● Raw records:
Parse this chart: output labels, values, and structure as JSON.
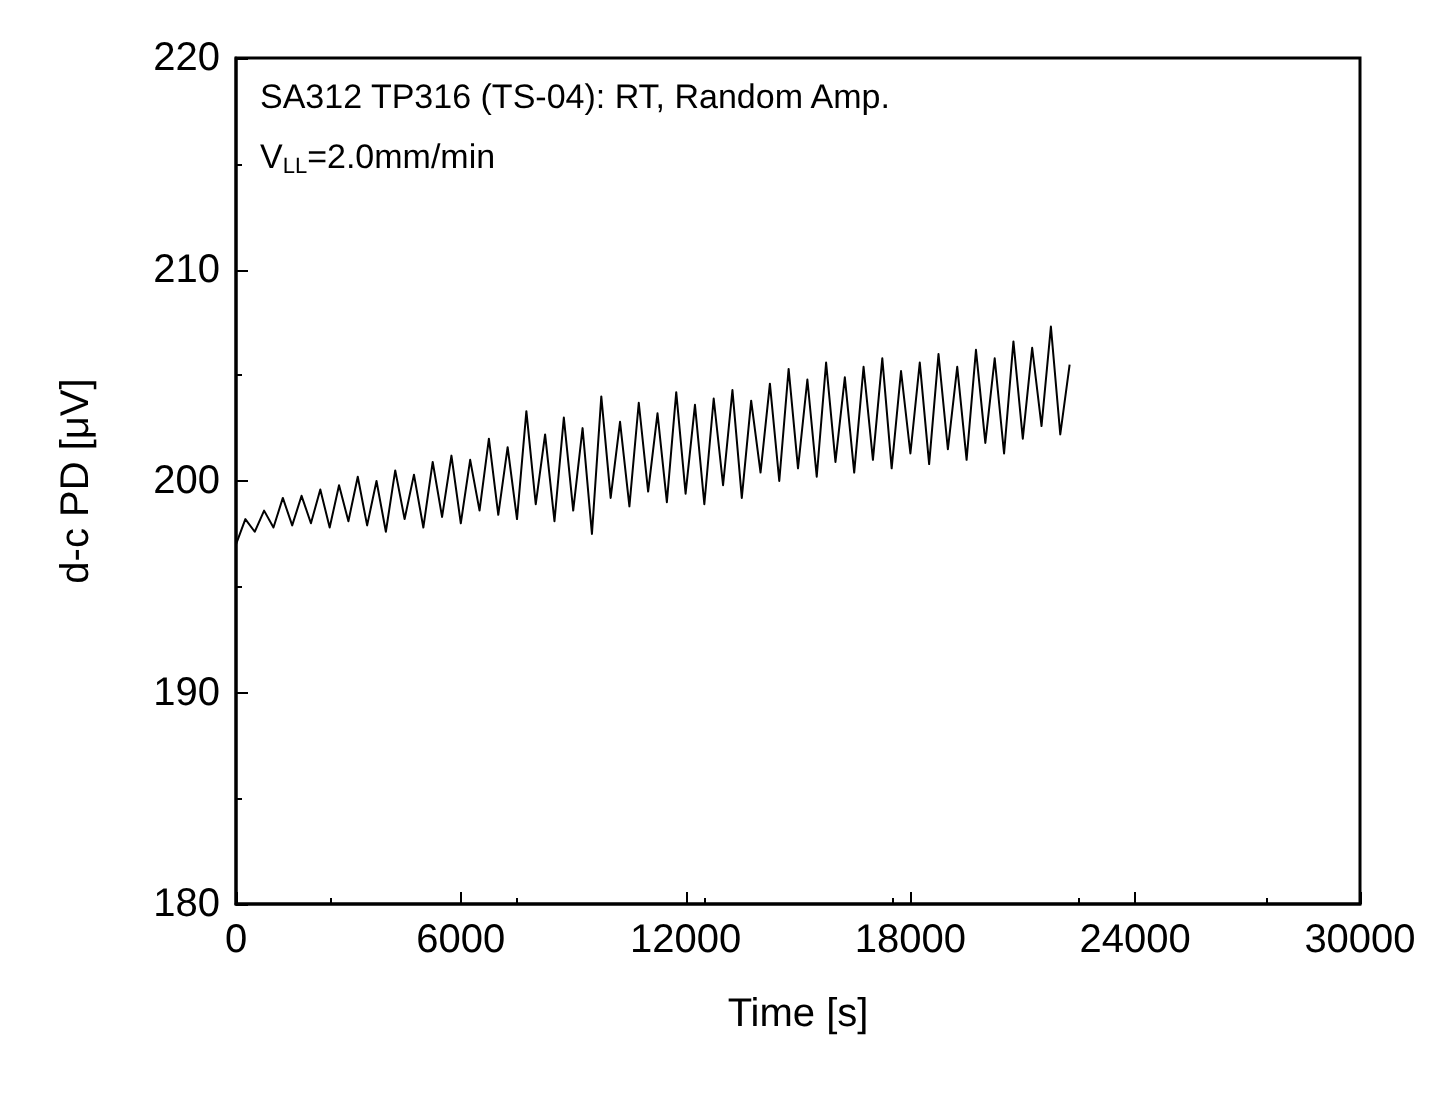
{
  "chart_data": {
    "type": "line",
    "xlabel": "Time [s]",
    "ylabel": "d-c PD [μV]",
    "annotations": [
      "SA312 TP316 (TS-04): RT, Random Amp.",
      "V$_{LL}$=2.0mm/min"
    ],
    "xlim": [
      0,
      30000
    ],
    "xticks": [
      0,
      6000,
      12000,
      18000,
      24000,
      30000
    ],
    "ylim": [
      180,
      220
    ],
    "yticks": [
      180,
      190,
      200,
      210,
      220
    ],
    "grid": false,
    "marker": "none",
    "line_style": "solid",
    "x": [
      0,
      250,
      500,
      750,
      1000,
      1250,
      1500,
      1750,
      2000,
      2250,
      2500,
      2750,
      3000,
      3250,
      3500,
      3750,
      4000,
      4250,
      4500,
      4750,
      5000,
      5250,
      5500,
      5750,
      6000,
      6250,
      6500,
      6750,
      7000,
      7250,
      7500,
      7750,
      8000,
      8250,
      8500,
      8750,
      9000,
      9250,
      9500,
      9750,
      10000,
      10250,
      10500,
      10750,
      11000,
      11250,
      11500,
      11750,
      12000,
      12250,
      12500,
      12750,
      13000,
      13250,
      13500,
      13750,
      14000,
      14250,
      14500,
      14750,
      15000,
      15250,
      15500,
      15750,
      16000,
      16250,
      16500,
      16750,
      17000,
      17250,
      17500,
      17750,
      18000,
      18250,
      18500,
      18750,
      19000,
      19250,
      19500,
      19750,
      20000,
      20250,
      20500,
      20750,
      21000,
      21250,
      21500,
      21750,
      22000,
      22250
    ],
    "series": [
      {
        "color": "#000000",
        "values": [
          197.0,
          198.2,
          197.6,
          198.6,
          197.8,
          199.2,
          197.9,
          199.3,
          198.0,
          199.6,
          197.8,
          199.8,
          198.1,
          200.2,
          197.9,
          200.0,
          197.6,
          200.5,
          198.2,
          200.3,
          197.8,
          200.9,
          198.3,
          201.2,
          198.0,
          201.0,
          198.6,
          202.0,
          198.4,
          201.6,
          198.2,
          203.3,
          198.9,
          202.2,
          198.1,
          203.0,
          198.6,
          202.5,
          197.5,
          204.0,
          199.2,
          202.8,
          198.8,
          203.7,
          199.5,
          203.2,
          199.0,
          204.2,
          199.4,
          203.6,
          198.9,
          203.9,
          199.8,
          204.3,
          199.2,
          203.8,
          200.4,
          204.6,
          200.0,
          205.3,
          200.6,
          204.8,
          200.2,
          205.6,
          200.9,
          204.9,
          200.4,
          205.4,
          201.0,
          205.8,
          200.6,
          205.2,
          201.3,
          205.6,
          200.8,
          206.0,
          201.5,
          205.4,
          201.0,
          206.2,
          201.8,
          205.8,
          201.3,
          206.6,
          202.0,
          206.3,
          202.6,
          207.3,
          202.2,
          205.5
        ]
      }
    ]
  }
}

● The task:
Repeat the material above word for word and skip every image in it.

● Solution:
Parse this chart: output labels, values, and structure as JSON.
{
  "chart_data": {
    "type": "line",
    "xlabel": "Time [s]",
    "ylabel": "d-c PD [μV]",
    "annotations": [
      "SA312 TP316 (TS-04): RT, Random Amp.",
      "V$_{LL}$=2.0mm/min"
    ],
    "xlim": [
      0,
      30000
    ],
    "xticks": [
      0,
      6000,
      12000,
      18000,
      24000,
      30000
    ],
    "ylim": [
      180,
      220
    ],
    "yticks": [
      180,
      190,
      200,
      210,
      220
    ],
    "grid": false,
    "marker": "none",
    "line_style": "solid",
    "x": [
      0,
      250,
      500,
      750,
      1000,
      1250,
      1500,
      1750,
      2000,
      2250,
      2500,
      2750,
      3000,
      3250,
      3500,
      3750,
      4000,
      4250,
      4500,
      4750,
      5000,
      5250,
      5500,
      5750,
      6000,
      6250,
      6500,
      6750,
      7000,
      7250,
      7500,
      7750,
      8000,
      8250,
      8500,
      8750,
      9000,
      9250,
      9500,
      9750,
      10000,
      10250,
      10500,
      10750,
      11000,
      11250,
      11500,
      11750,
      12000,
      12250,
      12500,
      12750,
      13000,
      13250,
      13500,
      13750,
      14000,
      14250,
      14500,
      14750,
      15000,
      15250,
      15500,
      15750,
      16000,
      16250,
      16500,
      16750,
      17000,
      17250,
      17500,
      17750,
      18000,
      18250,
      18500,
      18750,
      19000,
      19250,
      19500,
      19750,
      20000,
      20250,
      20500,
      20750,
      21000,
      21250,
      21500,
      21750,
      22000,
      22250
    ],
    "series": [
      {
        "color": "#000000",
        "values": [
          197.0,
          198.2,
          197.6,
          198.6,
          197.8,
          199.2,
          197.9,
          199.3,
          198.0,
          199.6,
          197.8,
          199.8,
          198.1,
          200.2,
          197.9,
          200.0,
          197.6,
          200.5,
          198.2,
          200.3,
          197.8,
          200.9,
          198.3,
          201.2,
          198.0,
          201.0,
          198.6,
          202.0,
          198.4,
          201.6,
          198.2,
          203.3,
          198.9,
          202.2,
          198.1,
          203.0,
          198.6,
          202.5,
          197.5,
          204.0,
          199.2,
          202.8,
          198.8,
          203.7,
          199.5,
          203.2,
          199.0,
          204.2,
          199.4,
          203.6,
          198.9,
          203.9,
          199.8,
          204.3,
          199.2,
          203.8,
          200.4,
          204.6,
          200.0,
          205.3,
          200.6,
          204.8,
          200.2,
          205.6,
          200.9,
          204.9,
          200.4,
          205.4,
          201.0,
          205.8,
          200.6,
          205.2,
          201.3,
          205.6,
          200.8,
          206.0,
          201.5,
          205.4,
          201.0,
          206.2,
          201.8,
          205.8,
          201.3,
          206.6,
          202.0,
          206.3,
          202.6,
          207.3,
          202.2,
          205.5
        ]
      }
    ]
  }
}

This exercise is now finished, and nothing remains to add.